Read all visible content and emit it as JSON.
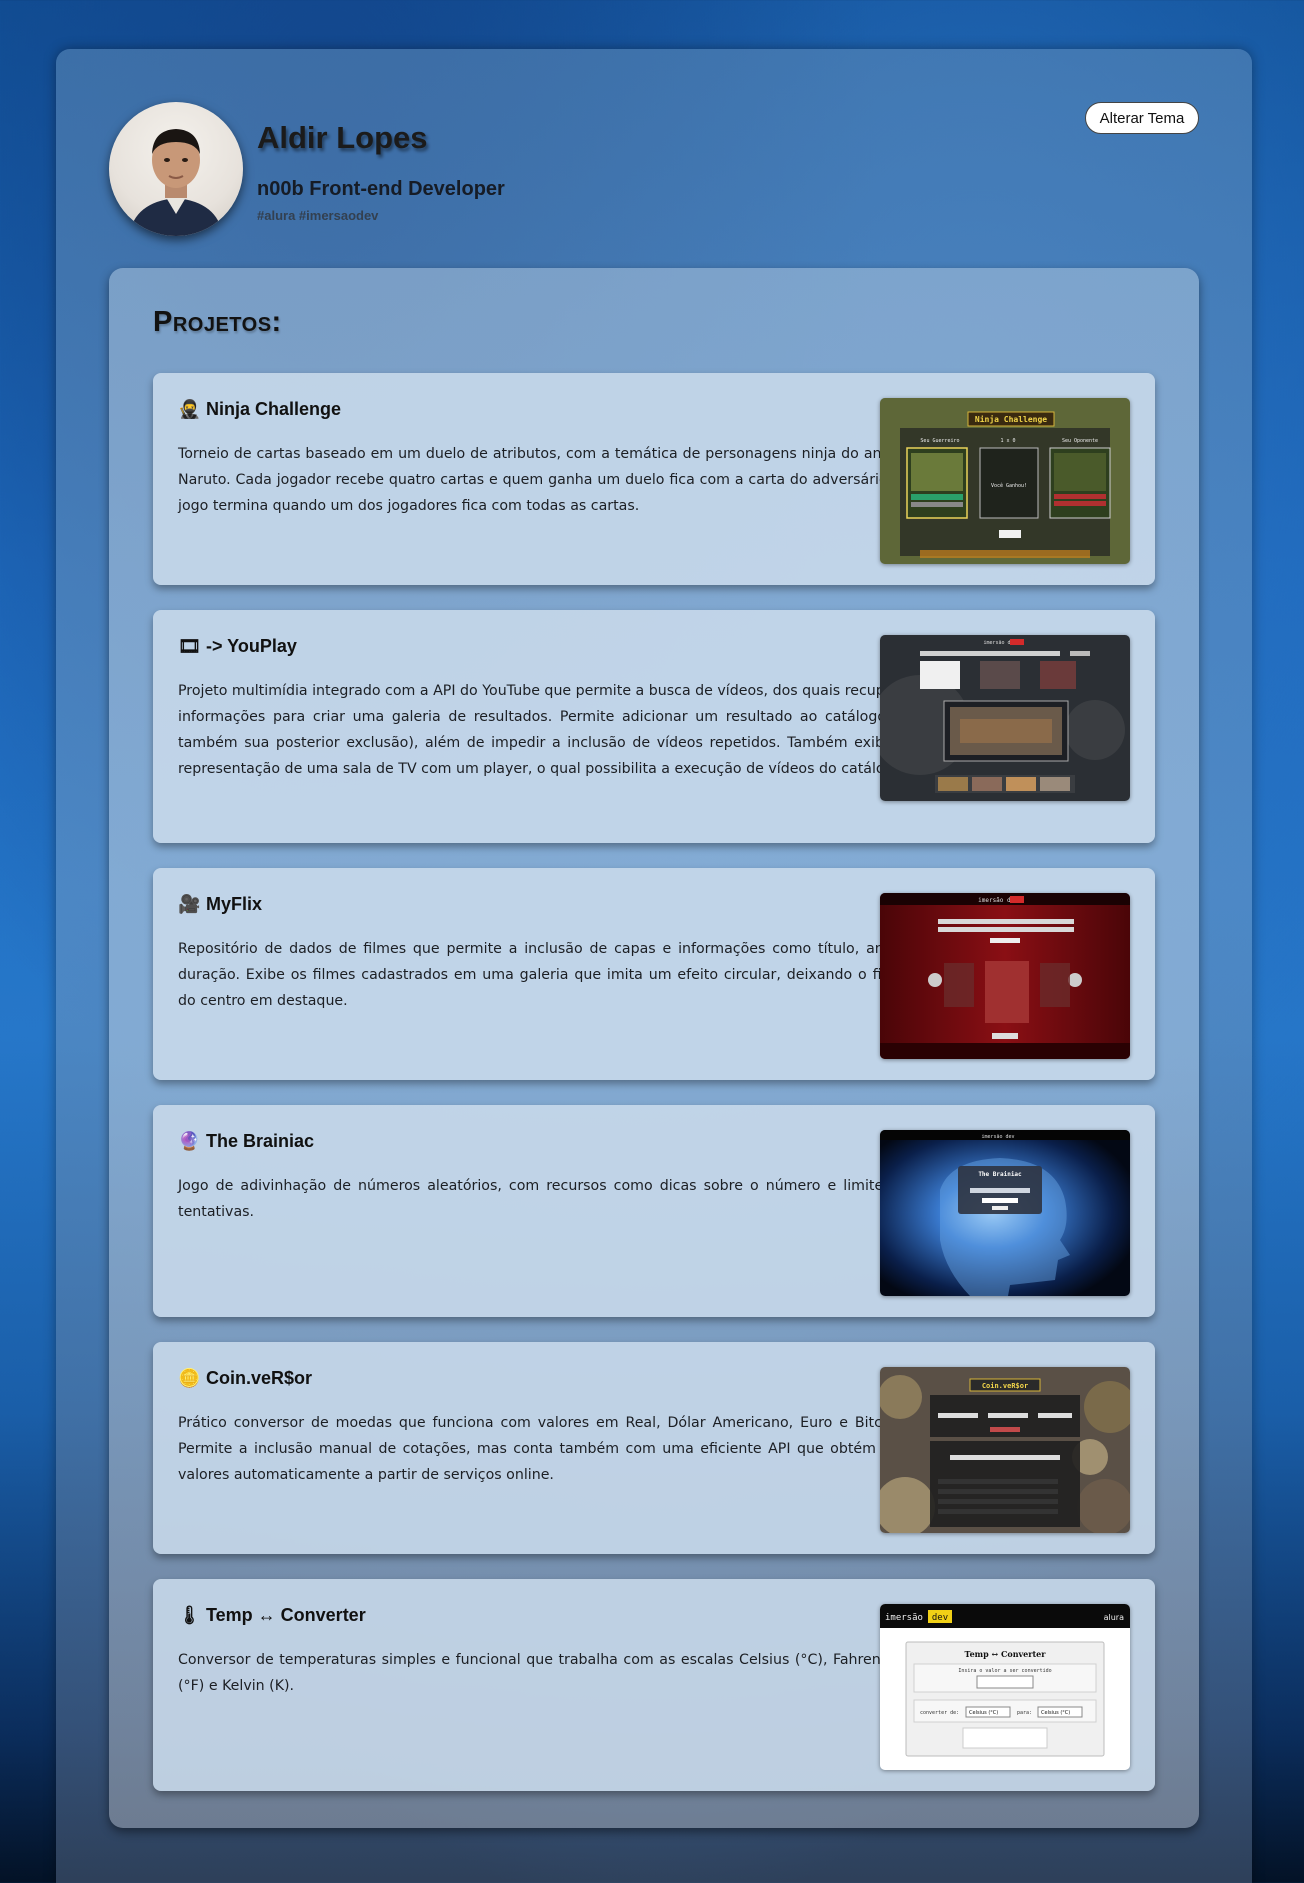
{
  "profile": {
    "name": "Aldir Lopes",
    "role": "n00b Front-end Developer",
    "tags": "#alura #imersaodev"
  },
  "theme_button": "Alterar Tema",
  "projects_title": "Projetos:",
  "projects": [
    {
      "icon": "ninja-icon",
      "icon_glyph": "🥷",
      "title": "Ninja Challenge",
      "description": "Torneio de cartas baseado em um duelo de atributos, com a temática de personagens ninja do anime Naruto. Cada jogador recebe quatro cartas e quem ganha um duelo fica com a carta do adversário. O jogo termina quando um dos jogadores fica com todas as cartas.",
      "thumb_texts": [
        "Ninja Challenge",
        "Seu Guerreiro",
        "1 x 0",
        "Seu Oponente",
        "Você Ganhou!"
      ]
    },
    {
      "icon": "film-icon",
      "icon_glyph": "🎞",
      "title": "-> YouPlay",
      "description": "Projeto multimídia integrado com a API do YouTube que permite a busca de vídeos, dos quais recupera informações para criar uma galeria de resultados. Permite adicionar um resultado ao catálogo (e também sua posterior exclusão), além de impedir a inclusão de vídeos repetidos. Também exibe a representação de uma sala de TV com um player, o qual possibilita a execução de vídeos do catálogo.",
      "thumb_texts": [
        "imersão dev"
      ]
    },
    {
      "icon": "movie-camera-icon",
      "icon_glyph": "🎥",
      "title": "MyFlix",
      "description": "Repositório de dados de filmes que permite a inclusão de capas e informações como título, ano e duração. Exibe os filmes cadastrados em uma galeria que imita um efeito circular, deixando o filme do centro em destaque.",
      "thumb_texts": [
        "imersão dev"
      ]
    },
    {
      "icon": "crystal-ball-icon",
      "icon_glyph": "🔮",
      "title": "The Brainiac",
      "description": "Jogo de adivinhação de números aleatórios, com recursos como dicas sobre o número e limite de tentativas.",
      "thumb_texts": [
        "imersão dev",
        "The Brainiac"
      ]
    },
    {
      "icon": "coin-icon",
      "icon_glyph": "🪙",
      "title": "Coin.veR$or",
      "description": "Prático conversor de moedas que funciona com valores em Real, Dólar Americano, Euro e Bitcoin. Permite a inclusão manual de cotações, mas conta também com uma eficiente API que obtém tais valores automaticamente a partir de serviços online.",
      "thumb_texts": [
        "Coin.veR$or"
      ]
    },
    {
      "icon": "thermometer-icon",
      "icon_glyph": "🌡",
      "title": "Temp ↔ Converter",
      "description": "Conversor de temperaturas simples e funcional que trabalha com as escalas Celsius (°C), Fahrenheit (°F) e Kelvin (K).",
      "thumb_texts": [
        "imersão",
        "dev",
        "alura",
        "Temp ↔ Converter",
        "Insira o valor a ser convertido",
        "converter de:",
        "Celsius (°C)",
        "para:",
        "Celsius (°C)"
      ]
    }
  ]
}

== Aim ==
Transcribe the listing above verbatim. Omit the pictures.

== Solution ==
Read all visible content and emit it as JSON.
{
  "profile": {
    "name": "Aldir Lopes",
    "role": "n00b Front-end Developer",
    "tags": "#alura #imersaodev"
  },
  "theme_button": "Alterar Tema",
  "projects_title": "Projetos:",
  "projects": [
    {
      "icon": "ninja-icon",
      "icon_glyph": "🥷",
      "title": "Ninja Challenge",
      "description": "Torneio de cartas baseado em um duelo de atributos, com a temática de personagens ninja do anime Naruto. Cada jogador recebe quatro cartas e quem ganha um duelo fica com a carta do adversário. O jogo termina quando um dos jogadores fica com todas as cartas.",
      "thumb_texts": [
        "Ninja Challenge",
        "Seu Guerreiro",
        "1 x 0",
        "Seu Oponente",
        "Você Ganhou!"
      ]
    },
    {
      "icon": "film-icon",
      "icon_glyph": "🎞",
      "title": "-> YouPlay",
      "description": "Projeto multimídia integrado com a API do YouTube que permite a busca de vídeos, dos quais recupera informações para criar uma galeria de resultados. Permite adicionar um resultado ao catálogo (e também sua posterior exclusão), além de impedir a inclusão de vídeos repetidos. Também exibe a representação de uma sala de TV com um player, o qual possibilita a execução de vídeos do catálogo.",
      "thumb_texts": [
        "imersão dev"
      ]
    },
    {
      "icon": "movie-camera-icon",
      "icon_glyph": "🎥",
      "title": "MyFlix",
      "description": "Repositório de dados de filmes que permite a inclusão de capas e informações como título, ano e duração. Exibe os filmes cadastrados em uma galeria que imita um efeito circular, deixando o filme do centro em destaque.",
      "thumb_texts": [
        "imersão dev"
      ]
    },
    {
      "icon": "crystal-ball-icon",
      "icon_glyph": "🔮",
      "title": "The Brainiac",
      "description": "Jogo de adivinhação de números aleatórios, com recursos como dicas sobre o número e limite de tentativas.",
      "thumb_texts": [
        "imersão dev",
        "The Brainiac"
      ]
    },
    {
      "icon": "coin-icon",
      "icon_glyph": "🪙",
      "title": "Coin.veR$or",
      "description": "Prático conversor de moedas que funciona com valores em Real, Dólar Americano, Euro e Bitcoin. Permite a inclusão manual de cotações, mas conta também com uma eficiente API que obtém tais valores automaticamente a partir de serviços online.",
      "thumb_texts": [
        "Coin.veR$or"
      ]
    },
    {
      "icon": "thermometer-icon",
      "icon_glyph": "🌡",
      "title": "Temp ↔ Converter",
      "description": "Conversor de temperaturas simples e funcional que trabalha com as escalas Celsius (°C), Fahrenheit (°F) e Kelvin (K).",
      "thumb_texts": [
        "imersão",
        "dev",
        "alura",
        "Temp ↔ Converter",
        "Insira o valor a ser convertido",
        "converter de:",
        "Celsius (°C)",
        "para:",
        "Celsius (°C)"
      ]
    }
  ]
}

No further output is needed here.